What this task involves: Pictures aside, quote the whole listing exactly.

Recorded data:
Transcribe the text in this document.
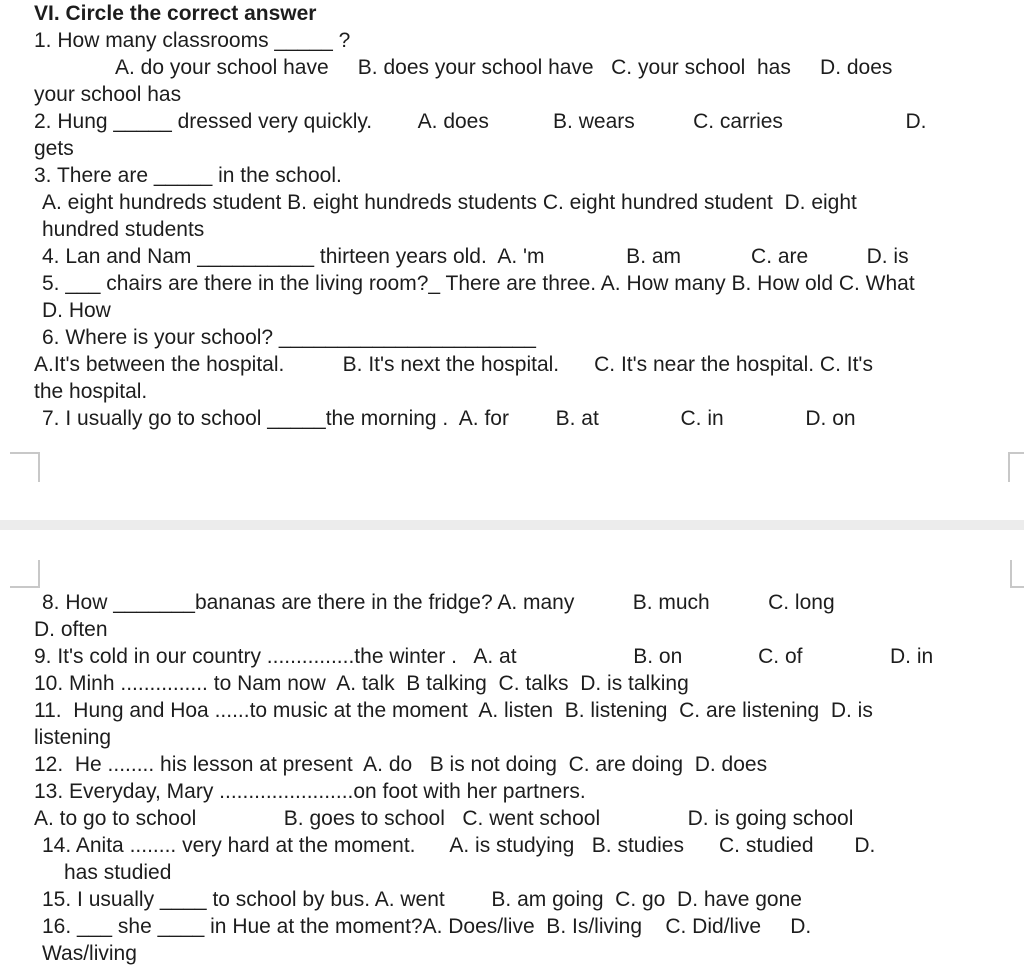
VI. Circle the correct answer
1. How many classrooms _____ ?
A. do your school have     B. does your school have   C. your school  has     D. does
your school has
2. Hung _____ dressed very quickly.        A. does           B. wears          C. carries                     D.
gets
3. There are _____ in the school.
A. eight hundreds student B. eight hundreds students C. eight hundred student  D. eight
hundred students
4. Lan and Nam __________ thirteen years old.  A. 'm              B. am            C. are          D. is
5. ___ chairs are there in the living room?_ There are three. A. How many B. How old C. What
D. How
6. Where is your school? ______________________
A.It's between the hospital.          B. It's next the hospital.      C. It's near the hospital. C. It's
the hospital.
7. I usually go to school _____the morning .  A. for        B. at              C. in              D. on
8. How _______bananas are there in the fridge? A. many          B. much          C. long
D. often
9. It's cold in our country ...............the winter .   A. at                    B. on             C. of               D. in
10. Minh ............... to Nam now  A. talk  B talking  C. talks  D. is talking
11.  Hung and Hoa ......to music at the moment  A. listen  B. listening  C. are listening  D. is
listening
12.  He ........ his lesson at present  A. do   B is not doing  C. are doing  D. does
13. Everyday, Mary .......................on foot with her partners.
A. to go to school               B. goes to school   C. went school               D. is going school
14. Anita ........ very hard at the moment.      A. is studying   B. studies      C. studied       D.
has studied
15. I usually ____ to school by bus. A. went        B. am going  C. go  D. have gone
16. ___ she ____ in Hue at the moment?A. Does/live  B. Is/living    C. Did/live     D.
Was/living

Solution:
Transcribe the text in this document.
VI. Circle the correct answer
1. How many classrooms _____ ?
A. do your school have     B. does your school have   C. your school  has     D. does
your school has
2. Hung _____ dressed very quickly.        A. does           B. wears          C. carries                     D.
gets
3. There are _____ in the school.
A. eight hundreds student B. eight hundreds students C. eight hundred student  D. eight
hundred students
4. Lan and Nam __________ thirteen years old.  A. 'm              B. am            C. are          D. is
5. ___ chairs are there in the living room?_ There are three. A. How many B. How old C. What
D. How
6. Where is your school? ______________________
A.It's between the hospital.          B. It's next the hospital.      C. It's near the hospital. C. It's
the hospital.
7. I usually go to school _____the morning .  A. for        B. at              C. in              D. on
8. How _______bananas are there in the fridge? A. many          B. much          C. long
D. often
9. It's cold in our country ...............the winter .   A. at                    B. on             C. of               D. in
10. Minh ............... to Nam now  A. talk  B talking  C. talks  D. is talking
11.  Hung and Hoa ......to music at the moment  A. listen  B. listening  C. are listening  D. is
listening
12.  He ........ his lesson at present  A. do   B is not doing  C. are doing  D. does
13. Everyday, Mary .......................on foot with her partners.
A. to go to school               B. goes to school   C. went school               D. is going school
14. Anita ........ very hard at the moment.      A. is studying   B. studies      C. studied       D.
has studied
15. I usually ____ to school by bus. A. went        B. am going  C. go  D. have gone
16. ___ she ____ in Hue at the moment?A. Does/live  B. Is/living    C. Did/live     D.
Was/living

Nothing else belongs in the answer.